§ **EXTRACT**:
Content starts

Try using .loc[row_indexer,col_indexer] = value instead

See the caveats in the documentation: https://pandas.pydata.org/pandas-docs/stable/user_guide/indexing.html#returning-a-view-versus-a-copy
  self[col] = igetitem(value, i)
/usr/local/lib/python3.7/dist-packages/pandas/core/frame.py:3678: SettingWithCopyWarning: 
A value is trying to be set on a copy of a slice from a DataFrame.
Try using .loc[row_indexer,col_indexer] = value instead

See the caveats in the documentation: https://pandas.pydata.org/pandas-docs/stable/user_guide/indexing.html#returning-a-view-versus-a-copy
  self[col] = igetitem(value, i)
atrain_X
SibSp Parch Fare Pclass_2 Pclass_3 Sex_male Embarked_Q Embarked_S
0 1.0 0.0 7.2500 0 1 1 0 1
1 1.0 0.0 71.2833 0 0 0 0 0
2 0.0 0.0 7.9250 0 1 0 0 1
3 1.0 0.0 53.1000 0 0 0 0 1
4 0.0 0.0 8.0500 0 1 1 0 1
... ... ... ... ... ... ... ... ...
885 0.0 5.0 29.1250 0 1 0 1 0
886 0.0 0.0 13.0000 1 0 1 0 1
887 0.0 0.0 30.0000 0 0 0 0 1
889 0.0 0.0 30.0000 0 0 1 0 0
890 0.0 0.0 7.7500 0 1 1 1 0

714 rows × 8 columns

#Import Module
from sklearn.model_selection import train_test_split
atrain_X, aval_X, atrain_y, aval_y = train_test_split(atrain_X, atrain_y, train_size=0.6, test_size=0.4, random_state=122, stratify = atrain_X['Sex_male'])
from sklearn.linear_model import LinearRegression
from sklearn.linear_model import LassoCV, Ridge, RidgeCV, ElasticNet, Lasso
from sklearn.preprocessing import StandardScaler
from sklearn.ensemble import GradientBoostingRegressor
from sklearn.ensemble import RandomForestRegressor
from sklearn.tree import DecisionTreeRegressor
reg=LinearRegression()
reg.fit(atrain_X,atrain_y)

print('Coefficients: \n', reg.coef_)
print('Intercept: \n', reg.intercept_)
print('R2 for Train)', reg.score( atrain_X, atrain_y ))
print('R2 for Test (cross validation)', reg.score(aval_X, aval_y))
Coefficients: 
 [-4.29741890e+00 -2.67412991e-01 -9.49154983e-03 -9.87322021e+00
 -1.47939030e+01  2.19619426e+00  5.43658582e+00  3.84105821e+00]
Intercept: 
 37.88921436586399
R2 for Train) 0.26599806605544163
R2 for Test (cross validation) 0.21284235213769864
def evaluate(name, dtype, y_true, y_pred, results=pd.Series(dtype=float)):
  """
  This creates a Pandas series with different results. 
  """
  results['name']=name
  results['r2-'+dtype]=metrics.r2_score(y_true, y_pred)
  return results


def model(name, regressor, train_X, train_y, val_X, val_y):
  """

Content ends

§ **STUDY MATERIAL**:
Content starts

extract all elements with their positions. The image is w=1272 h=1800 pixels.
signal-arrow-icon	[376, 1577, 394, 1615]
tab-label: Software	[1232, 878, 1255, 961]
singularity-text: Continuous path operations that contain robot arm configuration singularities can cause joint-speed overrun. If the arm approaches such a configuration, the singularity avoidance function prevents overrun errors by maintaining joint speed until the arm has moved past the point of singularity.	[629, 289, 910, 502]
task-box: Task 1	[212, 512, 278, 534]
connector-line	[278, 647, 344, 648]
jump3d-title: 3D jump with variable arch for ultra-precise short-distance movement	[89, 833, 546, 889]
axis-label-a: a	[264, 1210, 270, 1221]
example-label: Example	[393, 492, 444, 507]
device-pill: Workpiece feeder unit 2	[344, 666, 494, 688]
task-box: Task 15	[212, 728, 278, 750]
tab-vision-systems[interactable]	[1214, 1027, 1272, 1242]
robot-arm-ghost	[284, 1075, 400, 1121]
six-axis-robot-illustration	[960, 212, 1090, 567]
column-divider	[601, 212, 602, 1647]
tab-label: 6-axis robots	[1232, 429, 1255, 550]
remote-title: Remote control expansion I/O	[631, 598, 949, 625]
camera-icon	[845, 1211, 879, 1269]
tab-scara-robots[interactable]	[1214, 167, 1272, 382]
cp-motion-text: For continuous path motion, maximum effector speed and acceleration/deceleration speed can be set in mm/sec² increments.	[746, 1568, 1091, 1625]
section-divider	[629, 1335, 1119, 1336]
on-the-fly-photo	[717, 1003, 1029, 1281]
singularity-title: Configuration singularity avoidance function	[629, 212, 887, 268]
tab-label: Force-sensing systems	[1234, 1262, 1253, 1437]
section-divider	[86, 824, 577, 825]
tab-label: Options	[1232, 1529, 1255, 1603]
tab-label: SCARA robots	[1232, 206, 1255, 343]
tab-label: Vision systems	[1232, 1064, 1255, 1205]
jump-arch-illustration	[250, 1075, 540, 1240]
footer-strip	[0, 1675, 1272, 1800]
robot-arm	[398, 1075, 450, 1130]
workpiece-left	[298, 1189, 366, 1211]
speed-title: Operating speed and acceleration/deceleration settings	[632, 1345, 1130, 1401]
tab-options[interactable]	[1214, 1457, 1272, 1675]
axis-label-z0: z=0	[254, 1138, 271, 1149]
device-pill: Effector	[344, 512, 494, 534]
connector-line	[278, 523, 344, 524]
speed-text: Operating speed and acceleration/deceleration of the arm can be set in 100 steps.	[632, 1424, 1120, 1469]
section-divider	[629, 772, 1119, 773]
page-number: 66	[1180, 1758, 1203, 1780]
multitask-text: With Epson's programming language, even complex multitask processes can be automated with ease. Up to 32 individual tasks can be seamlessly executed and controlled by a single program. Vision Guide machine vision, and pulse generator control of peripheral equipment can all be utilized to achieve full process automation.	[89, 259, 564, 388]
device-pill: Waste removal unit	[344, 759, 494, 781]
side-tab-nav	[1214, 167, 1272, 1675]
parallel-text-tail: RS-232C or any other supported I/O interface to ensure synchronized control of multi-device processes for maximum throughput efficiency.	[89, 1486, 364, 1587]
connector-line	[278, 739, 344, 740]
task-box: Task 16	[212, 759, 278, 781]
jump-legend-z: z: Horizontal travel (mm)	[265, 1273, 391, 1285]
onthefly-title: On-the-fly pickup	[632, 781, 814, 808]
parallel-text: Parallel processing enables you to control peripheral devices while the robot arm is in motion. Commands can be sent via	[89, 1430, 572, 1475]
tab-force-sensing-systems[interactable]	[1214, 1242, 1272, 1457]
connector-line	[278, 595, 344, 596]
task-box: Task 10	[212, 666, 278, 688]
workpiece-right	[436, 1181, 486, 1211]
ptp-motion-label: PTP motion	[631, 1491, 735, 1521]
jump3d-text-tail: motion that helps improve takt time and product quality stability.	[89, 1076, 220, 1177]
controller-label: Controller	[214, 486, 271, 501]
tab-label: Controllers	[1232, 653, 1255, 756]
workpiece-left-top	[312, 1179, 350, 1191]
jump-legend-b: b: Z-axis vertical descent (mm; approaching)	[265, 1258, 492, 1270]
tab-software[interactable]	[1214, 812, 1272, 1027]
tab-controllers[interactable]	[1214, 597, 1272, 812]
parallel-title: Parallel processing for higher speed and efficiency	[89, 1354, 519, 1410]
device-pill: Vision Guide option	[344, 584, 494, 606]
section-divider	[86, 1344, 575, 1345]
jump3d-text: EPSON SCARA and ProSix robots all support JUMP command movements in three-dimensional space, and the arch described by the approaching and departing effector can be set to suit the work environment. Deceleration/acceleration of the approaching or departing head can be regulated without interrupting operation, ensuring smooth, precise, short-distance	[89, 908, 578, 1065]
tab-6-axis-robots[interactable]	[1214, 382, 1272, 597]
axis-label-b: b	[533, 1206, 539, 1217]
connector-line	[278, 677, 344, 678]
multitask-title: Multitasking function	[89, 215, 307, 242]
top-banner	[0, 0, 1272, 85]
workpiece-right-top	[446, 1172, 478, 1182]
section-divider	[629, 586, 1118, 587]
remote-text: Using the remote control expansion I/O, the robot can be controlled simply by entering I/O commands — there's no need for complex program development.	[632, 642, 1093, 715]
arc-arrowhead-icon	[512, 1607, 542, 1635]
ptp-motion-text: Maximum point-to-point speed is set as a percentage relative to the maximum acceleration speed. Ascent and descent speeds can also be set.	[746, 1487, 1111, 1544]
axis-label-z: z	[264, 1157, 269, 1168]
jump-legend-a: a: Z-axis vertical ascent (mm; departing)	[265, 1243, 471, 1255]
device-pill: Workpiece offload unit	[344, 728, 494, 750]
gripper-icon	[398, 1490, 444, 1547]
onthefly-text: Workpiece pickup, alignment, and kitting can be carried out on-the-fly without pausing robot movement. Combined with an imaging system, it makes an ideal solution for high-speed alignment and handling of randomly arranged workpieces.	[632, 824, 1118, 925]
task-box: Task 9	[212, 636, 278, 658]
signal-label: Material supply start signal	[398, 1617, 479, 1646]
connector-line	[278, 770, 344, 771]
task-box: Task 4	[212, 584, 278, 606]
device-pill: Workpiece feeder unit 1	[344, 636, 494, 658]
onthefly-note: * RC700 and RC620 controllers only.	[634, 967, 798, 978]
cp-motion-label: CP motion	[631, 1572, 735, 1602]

Content ends

§ **EXERCISES**:
**a.** Using the code excerpt, decide whether each statement agrees with it: (i) the train_test_split call sets random_state to 122; (ii) the table shown has 891 rows; (iii) the split uses a train_size of 0.7. For each, answer yes or no and quote the deciding words.
**b.** Please reproduce the part of the code excerpt starting at "from sklearn.linear_model import LinearRegression" and ending at "validation)', reg.score(aval_X, aval_y))".

§ **ANSWERS FOR THIS EXERCISE**:
**a.**
(i) Yes: "random_state=122"
(ii) No: "714 rows × 8 columns"
(iii) No: "train_size=0.6"

**b.**
from sklearn.linear_model import LinearRegression
from sklearn.linear_model import LassoCV, Ridge, RidgeCV, ElasticNet, Lasso
from sklearn.preprocessing import StandardScaler
from sklearn.ensemble import GradientBoostingRegressor
from sklearn.ensemble import RandomForestRegressor
from sklearn.tree import DecisionTreeRegressor
reg=LinearRegression()
reg.fit(atrain_X,atrain_y)

print('Coefficients: \n', reg.coef_)
print('Intercept: \n', reg.intercept_)
print('R2 for Train)', reg.score( atrain_X, atrain_y ))
print('R2 for Test (cross validation)', reg.score(aval_X, aval_y))